## Records to use:

<<<<

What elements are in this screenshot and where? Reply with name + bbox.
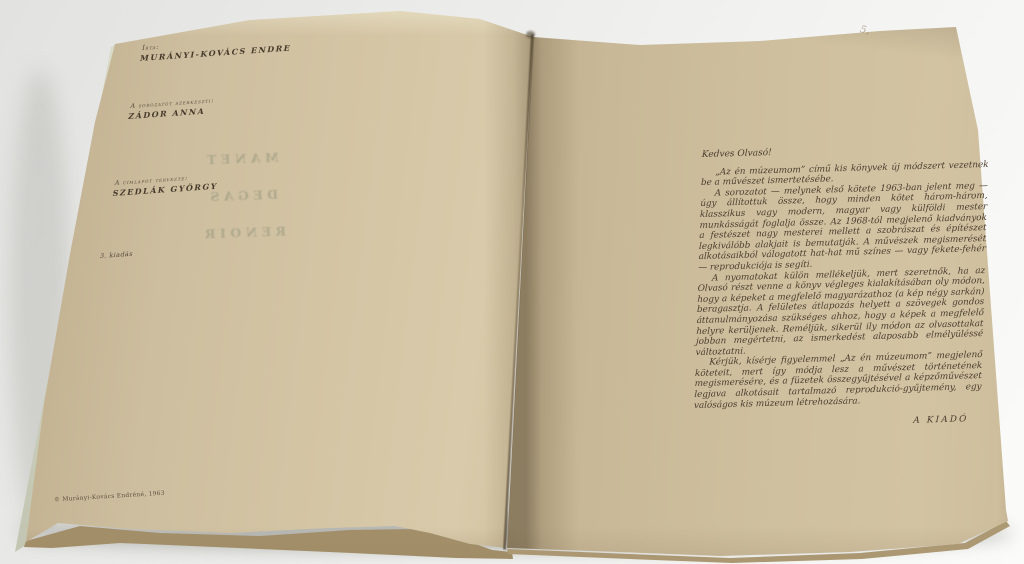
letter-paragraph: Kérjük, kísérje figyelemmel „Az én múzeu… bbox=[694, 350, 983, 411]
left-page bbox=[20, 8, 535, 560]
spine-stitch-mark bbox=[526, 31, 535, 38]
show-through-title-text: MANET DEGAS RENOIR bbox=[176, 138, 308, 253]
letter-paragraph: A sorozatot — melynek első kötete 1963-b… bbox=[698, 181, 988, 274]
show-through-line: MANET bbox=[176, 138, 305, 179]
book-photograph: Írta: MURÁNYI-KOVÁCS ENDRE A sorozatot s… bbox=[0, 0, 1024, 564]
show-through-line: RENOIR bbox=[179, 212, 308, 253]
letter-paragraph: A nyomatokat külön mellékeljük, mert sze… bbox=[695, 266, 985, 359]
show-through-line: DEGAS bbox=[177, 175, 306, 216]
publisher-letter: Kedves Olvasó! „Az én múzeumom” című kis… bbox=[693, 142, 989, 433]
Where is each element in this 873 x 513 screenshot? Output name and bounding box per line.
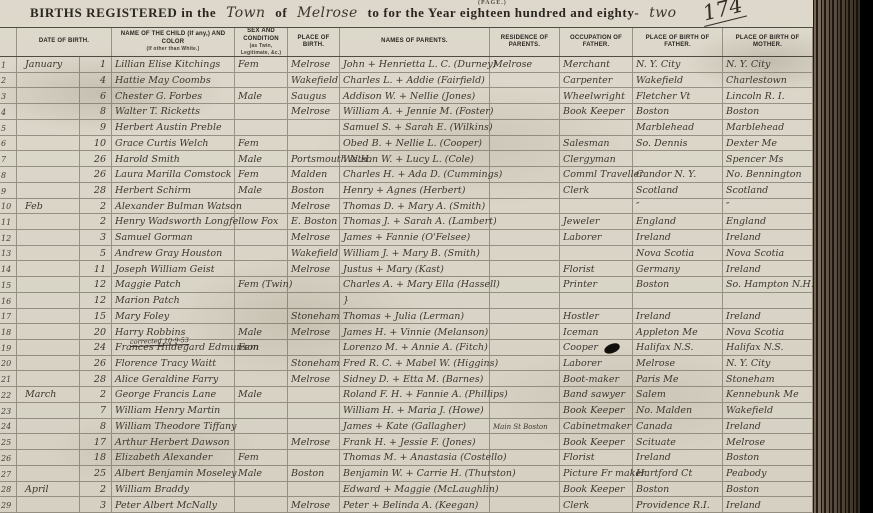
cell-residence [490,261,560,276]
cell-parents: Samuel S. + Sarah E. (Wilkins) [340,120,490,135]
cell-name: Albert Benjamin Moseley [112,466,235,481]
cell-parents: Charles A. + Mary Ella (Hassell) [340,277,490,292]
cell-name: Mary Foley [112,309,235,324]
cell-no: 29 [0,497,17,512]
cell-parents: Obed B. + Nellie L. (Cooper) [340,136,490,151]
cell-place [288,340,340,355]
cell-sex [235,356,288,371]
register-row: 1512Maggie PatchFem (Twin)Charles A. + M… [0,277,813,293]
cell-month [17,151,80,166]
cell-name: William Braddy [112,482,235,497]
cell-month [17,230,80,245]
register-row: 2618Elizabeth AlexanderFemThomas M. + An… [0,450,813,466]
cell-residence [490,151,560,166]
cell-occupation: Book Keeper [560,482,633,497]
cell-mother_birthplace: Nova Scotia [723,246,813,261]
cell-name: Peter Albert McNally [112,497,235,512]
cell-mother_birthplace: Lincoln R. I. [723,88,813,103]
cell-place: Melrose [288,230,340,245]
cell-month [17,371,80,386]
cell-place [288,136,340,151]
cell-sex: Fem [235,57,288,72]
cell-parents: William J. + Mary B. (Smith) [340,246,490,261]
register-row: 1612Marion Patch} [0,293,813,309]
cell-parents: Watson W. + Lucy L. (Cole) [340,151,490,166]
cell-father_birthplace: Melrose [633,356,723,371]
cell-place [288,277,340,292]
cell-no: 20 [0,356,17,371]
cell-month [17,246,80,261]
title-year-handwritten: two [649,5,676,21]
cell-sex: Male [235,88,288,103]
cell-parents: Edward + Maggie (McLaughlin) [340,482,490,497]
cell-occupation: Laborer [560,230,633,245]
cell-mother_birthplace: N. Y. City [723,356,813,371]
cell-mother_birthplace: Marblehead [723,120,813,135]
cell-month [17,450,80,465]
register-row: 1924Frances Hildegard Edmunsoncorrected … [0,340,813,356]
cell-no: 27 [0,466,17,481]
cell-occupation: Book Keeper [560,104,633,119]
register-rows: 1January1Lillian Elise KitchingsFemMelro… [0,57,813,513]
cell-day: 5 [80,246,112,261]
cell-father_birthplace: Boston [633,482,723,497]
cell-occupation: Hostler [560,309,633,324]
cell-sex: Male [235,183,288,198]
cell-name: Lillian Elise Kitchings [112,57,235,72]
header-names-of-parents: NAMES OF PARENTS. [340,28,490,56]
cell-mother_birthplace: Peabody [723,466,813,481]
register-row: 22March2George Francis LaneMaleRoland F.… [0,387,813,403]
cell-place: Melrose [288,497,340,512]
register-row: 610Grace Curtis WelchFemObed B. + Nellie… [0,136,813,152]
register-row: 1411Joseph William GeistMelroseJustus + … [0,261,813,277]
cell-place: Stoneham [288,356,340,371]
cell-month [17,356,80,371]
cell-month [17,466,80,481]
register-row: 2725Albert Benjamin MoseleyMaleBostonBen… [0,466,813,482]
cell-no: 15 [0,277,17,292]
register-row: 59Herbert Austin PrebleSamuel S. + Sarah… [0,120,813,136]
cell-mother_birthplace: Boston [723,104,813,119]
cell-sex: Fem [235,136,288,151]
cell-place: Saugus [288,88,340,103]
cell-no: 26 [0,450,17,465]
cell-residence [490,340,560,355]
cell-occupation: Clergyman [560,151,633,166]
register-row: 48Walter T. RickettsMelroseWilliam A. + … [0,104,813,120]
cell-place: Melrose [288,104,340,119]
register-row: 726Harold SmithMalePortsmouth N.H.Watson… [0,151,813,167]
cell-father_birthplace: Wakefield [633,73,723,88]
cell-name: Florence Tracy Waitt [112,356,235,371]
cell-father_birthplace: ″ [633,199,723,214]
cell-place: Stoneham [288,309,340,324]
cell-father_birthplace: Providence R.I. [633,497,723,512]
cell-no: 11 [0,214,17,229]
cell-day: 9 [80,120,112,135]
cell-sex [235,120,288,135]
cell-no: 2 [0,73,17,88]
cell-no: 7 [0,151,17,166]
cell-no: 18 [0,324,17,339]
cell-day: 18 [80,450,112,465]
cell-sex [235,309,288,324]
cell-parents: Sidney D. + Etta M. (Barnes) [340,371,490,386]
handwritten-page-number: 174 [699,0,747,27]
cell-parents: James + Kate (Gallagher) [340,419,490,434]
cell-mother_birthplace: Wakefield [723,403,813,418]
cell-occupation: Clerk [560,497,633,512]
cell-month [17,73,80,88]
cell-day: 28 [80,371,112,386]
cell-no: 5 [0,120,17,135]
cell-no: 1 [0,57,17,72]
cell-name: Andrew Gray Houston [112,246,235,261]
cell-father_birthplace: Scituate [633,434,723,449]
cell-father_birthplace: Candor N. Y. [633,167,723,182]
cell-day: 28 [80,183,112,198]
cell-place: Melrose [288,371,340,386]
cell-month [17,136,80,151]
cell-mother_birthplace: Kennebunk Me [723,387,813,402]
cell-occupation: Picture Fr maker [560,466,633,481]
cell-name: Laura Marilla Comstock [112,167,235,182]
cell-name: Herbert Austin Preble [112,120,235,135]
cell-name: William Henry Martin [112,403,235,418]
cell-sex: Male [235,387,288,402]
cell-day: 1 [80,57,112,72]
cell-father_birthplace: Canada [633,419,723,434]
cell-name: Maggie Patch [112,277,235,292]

>>>>

## Exercise details:
Show every line from the entries above that contains the word "paragraph".

## Correct result:
letter-paragraph: Kérjük, kísérje figyelemmel „Az én múzeu… bbox=[694, 350, 983, 411]
letter-paragraph: A sorozatot — melynek első kötete 1963-b… bbox=[698, 181, 988, 274]
letter-paragraph: A nyomatokat külön mellékeljük, mert sze… bbox=[695, 266, 985, 359]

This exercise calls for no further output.